## SOURCE DATA
>> Start

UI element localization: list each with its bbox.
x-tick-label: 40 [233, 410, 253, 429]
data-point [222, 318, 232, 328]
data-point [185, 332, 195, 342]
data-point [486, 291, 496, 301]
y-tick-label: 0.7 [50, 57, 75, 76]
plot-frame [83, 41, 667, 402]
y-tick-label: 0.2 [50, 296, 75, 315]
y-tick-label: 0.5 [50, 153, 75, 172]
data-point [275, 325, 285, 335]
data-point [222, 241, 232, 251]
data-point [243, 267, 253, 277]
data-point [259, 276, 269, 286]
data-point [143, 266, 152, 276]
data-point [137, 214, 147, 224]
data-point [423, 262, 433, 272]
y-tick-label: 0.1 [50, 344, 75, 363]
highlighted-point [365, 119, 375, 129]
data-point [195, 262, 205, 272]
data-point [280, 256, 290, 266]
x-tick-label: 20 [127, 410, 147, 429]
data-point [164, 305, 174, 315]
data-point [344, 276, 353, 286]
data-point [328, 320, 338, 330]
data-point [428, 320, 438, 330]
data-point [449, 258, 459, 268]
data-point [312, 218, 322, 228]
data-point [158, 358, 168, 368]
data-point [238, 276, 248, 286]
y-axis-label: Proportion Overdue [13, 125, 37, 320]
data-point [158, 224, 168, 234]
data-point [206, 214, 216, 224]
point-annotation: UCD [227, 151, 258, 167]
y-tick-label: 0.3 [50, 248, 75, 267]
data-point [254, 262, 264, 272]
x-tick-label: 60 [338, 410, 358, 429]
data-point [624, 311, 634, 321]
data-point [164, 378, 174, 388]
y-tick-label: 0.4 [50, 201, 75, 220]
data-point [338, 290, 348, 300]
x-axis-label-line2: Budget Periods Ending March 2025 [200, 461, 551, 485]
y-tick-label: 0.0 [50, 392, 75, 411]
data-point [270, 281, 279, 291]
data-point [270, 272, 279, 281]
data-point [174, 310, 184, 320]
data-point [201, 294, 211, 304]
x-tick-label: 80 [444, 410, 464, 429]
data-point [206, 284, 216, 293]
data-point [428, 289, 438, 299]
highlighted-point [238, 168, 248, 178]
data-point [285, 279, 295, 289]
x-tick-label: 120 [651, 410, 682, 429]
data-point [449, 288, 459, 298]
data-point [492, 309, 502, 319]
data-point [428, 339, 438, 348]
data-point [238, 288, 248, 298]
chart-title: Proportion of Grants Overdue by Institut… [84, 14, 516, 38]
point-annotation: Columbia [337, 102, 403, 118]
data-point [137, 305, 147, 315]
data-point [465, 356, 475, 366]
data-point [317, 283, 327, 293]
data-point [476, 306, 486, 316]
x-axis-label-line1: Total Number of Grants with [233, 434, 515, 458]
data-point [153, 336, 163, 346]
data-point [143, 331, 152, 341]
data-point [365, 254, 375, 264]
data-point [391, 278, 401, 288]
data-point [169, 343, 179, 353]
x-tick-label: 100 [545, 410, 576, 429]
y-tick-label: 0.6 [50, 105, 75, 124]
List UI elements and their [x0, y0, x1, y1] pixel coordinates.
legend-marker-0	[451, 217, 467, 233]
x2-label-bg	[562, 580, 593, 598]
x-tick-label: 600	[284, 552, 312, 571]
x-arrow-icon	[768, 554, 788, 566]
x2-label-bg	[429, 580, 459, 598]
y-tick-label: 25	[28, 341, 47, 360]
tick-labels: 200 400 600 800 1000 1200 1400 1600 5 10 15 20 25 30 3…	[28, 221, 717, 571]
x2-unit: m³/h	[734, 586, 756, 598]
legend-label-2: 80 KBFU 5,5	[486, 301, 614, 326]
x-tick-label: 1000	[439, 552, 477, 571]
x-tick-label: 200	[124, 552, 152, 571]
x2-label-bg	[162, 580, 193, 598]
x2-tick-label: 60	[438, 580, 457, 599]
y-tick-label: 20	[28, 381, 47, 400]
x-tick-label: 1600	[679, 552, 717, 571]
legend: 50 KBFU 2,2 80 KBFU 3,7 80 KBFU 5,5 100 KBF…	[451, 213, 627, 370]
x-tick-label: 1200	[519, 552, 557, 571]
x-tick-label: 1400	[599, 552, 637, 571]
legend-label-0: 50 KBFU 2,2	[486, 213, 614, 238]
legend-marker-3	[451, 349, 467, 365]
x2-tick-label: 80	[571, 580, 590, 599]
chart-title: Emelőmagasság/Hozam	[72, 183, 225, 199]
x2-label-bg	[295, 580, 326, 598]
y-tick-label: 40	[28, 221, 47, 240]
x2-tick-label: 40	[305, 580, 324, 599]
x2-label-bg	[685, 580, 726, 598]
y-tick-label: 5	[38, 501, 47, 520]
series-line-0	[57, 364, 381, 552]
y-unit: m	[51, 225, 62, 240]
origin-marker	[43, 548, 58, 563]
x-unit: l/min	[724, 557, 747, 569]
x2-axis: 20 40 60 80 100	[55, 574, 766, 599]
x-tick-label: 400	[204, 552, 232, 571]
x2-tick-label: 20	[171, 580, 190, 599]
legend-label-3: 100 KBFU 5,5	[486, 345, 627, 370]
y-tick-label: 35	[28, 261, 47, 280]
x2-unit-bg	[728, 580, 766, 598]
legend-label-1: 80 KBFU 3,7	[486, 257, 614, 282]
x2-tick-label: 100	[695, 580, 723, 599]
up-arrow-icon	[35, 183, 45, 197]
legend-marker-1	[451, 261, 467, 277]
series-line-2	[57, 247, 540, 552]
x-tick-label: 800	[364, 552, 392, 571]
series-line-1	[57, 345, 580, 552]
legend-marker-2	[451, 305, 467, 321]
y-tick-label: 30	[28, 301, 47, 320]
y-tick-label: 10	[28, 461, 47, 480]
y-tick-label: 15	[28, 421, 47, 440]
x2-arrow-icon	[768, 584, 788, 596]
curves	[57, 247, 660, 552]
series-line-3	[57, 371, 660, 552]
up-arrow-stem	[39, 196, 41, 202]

>> End

## REQUIRED WORK
Please copy every one of the records above word for word, keeping each line in its original order.

## FULL SOLUTION
UI element localization: list each with its bbox.
x-tick-label: 40 [233, 410, 253, 429]
data-point [222, 318, 232, 328]
data-point [185, 332, 195, 342]
data-point [486, 291, 496, 301]
y-tick-label: 0.7 [50, 57, 75, 76]
plot-frame [83, 41, 667, 402]
y-tick-label: 0.2 [50, 296, 75, 315]
y-tick-label: 0.5 [50, 153, 75, 172]
data-point [275, 325, 285, 335]
data-point [222, 241, 232, 251]
data-point [243, 267, 253, 277]
data-point [259, 276, 269, 286]
data-point [143, 266, 152, 276]
data-point [137, 214, 147, 224]
data-point [423, 262, 433, 272]
y-tick-label: 0.1 [50, 344, 75, 363]
highlighted-point [365, 119, 375, 129]
data-point [195, 262, 205, 272]
data-point [280, 256, 290, 266]
x-tick-label: 20 [127, 410, 147, 429]
data-point [164, 305, 174, 315]
data-point [344, 276, 353, 286]
data-point [328, 320, 338, 330]
data-point [428, 320, 438, 330]
data-point [449, 258, 459, 268]
data-point [312, 218, 322, 228]
data-point [158, 358, 168, 368]
data-point [238, 276, 248, 286]
y-axis-label: Proportion Overdue [13, 125, 37, 320]
data-point [158, 224, 168, 234]
data-point [206, 214, 216, 224]
point-annotation: UCD [227, 151, 258, 167]
y-tick-label: 0.3 [50, 248, 75, 267]
data-point [254, 262, 264, 272]
x-tick-label: 60 [338, 410, 358, 429]
data-point [624, 311, 634, 321]
data-point [164, 378, 174, 388]
y-tick-label: 0.4 [50, 201, 75, 220]
data-point [338, 290, 348, 300]
x-axis-label-line2: Budget Periods Ending March 2025 [200, 461, 551, 485]
y-tick-label: 0.0 [50, 392, 75, 411]
data-point [270, 281, 279, 291]
data-point [270, 272, 279, 281]
data-point [174, 310, 184, 320]
data-point [201, 294, 211, 304]
x-tick-label: 80 [444, 410, 464, 429]
data-point [206, 284, 216, 293]
data-point [428, 289, 438, 299]
highlighted-point [238, 168, 248, 178]
data-point [285, 279, 295, 289]
x-tick-label: 120 [651, 410, 682, 429]
data-point [449, 288, 459, 298]
data-point [492, 309, 502, 319]
data-point [428, 339, 438, 348]
data-point [238, 288, 248, 298]
chart-title: Proportion of Grants Overdue by Institut… [84, 14, 516, 38]
point-annotation: Columbia [337, 102, 403, 118]
data-point [137, 305, 147, 315]
data-point [465, 356, 475, 366]
data-point [317, 283, 327, 293]
data-point [476, 306, 486, 316]
x-axis-label-line1: Total Number of Grants with [233, 434, 515, 458]
data-point [153, 336, 163, 346]
data-point [143, 331, 152, 341]
data-point [365, 254, 375, 264]
data-point [391, 278, 401, 288]
data-point [169, 343, 179, 353]
x-tick-label: 100 [545, 410, 576, 429]
y-tick-label: 0.6 [50, 105, 75, 124]
List UI elements and their [x0, y0, x1, y1] pixel coordinates.
legend-marker-0	[451, 217, 467, 233]
x2-label-bg	[562, 580, 593, 598]
x-tick-label: 600	[284, 552, 312, 571]
x-arrow-icon	[768, 554, 788, 566]
x2-label-bg	[429, 580, 459, 598]
y-tick-label: 25	[28, 341, 47, 360]
tick-labels: 200 400 600 800 1000 1200 1400 1600 5 10 15 20 25 30 3…	[28, 221, 717, 571]
x2-unit: m³/h	[734, 586, 756, 598]
legend-label-2: 80 KBFU 5,5	[486, 301, 614, 326]
x-tick-label: 1000	[439, 552, 477, 571]
x-tick-label: 200	[124, 552, 152, 571]
x2-label-bg	[162, 580, 193, 598]
x2-tick-label: 60	[438, 580, 457, 599]
y-tick-label: 20	[28, 381, 47, 400]
x-tick-label: 1600	[679, 552, 717, 571]
legend: 50 KBFU 2,2 80 KBFU 3,7 80 KBFU 5,5 100 KBF…	[451, 213, 627, 370]
x-tick-label: 1200	[519, 552, 557, 571]
x-tick-label: 1400	[599, 552, 637, 571]
legend-label-0: 50 KBFU 2,2	[486, 213, 614, 238]
legend-marker-3	[451, 349, 467, 365]
x2-tick-label: 80	[571, 580, 590, 599]
chart-title: Emelőmagasság/Hozam	[72, 183, 225, 199]
x2-label-bg	[295, 580, 326, 598]
y-tick-label: 40	[28, 221, 47, 240]
x2-tick-label: 40	[305, 580, 324, 599]
x2-label-bg	[685, 580, 726, 598]
y-tick-label: 5	[38, 501, 47, 520]
series-line-0	[57, 364, 381, 552]
y-unit: m	[51, 225, 62, 240]
origin-marker	[43, 548, 58, 563]
x-unit: l/min	[724, 557, 747, 569]
x2-axis: 20 40 60 80 100	[55, 574, 766, 599]
x-tick-label: 400	[204, 552, 232, 571]
x2-tick-label: 20	[171, 580, 190, 599]
legend-label-3: 100 KBFU 5,5	[486, 345, 627, 370]
y-tick-label: 35	[28, 261, 47, 280]
x2-unit-bg	[728, 580, 766, 598]
legend-label-1: 80 KBFU 3,7	[486, 257, 614, 282]
x2-tick-label: 100	[695, 580, 723, 599]
up-arrow-icon	[35, 183, 45, 197]
legend-marker-1	[451, 261, 467, 277]
series-line-2	[57, 247, 540, 552]
x-tick-label: 800	[364, 552, 392, 571]
series-line-1	[57, 345, 580, 552]
legend-marker-2	[451, 305, 467, 321]
y-tick-label: 30	[28, 301, 47, 320]
y-tick-label: 10	[28, 461, 47, 480]
y-tick-label: 15	[28, 421, 47, 440]
x2-arrow-icon	[768, 584, 788, 596]
curves	[57, 247, 660, 552]
series-line-3	[57, 371, 660, 552]
up-arrow-stem	[39, 196, 41, 202]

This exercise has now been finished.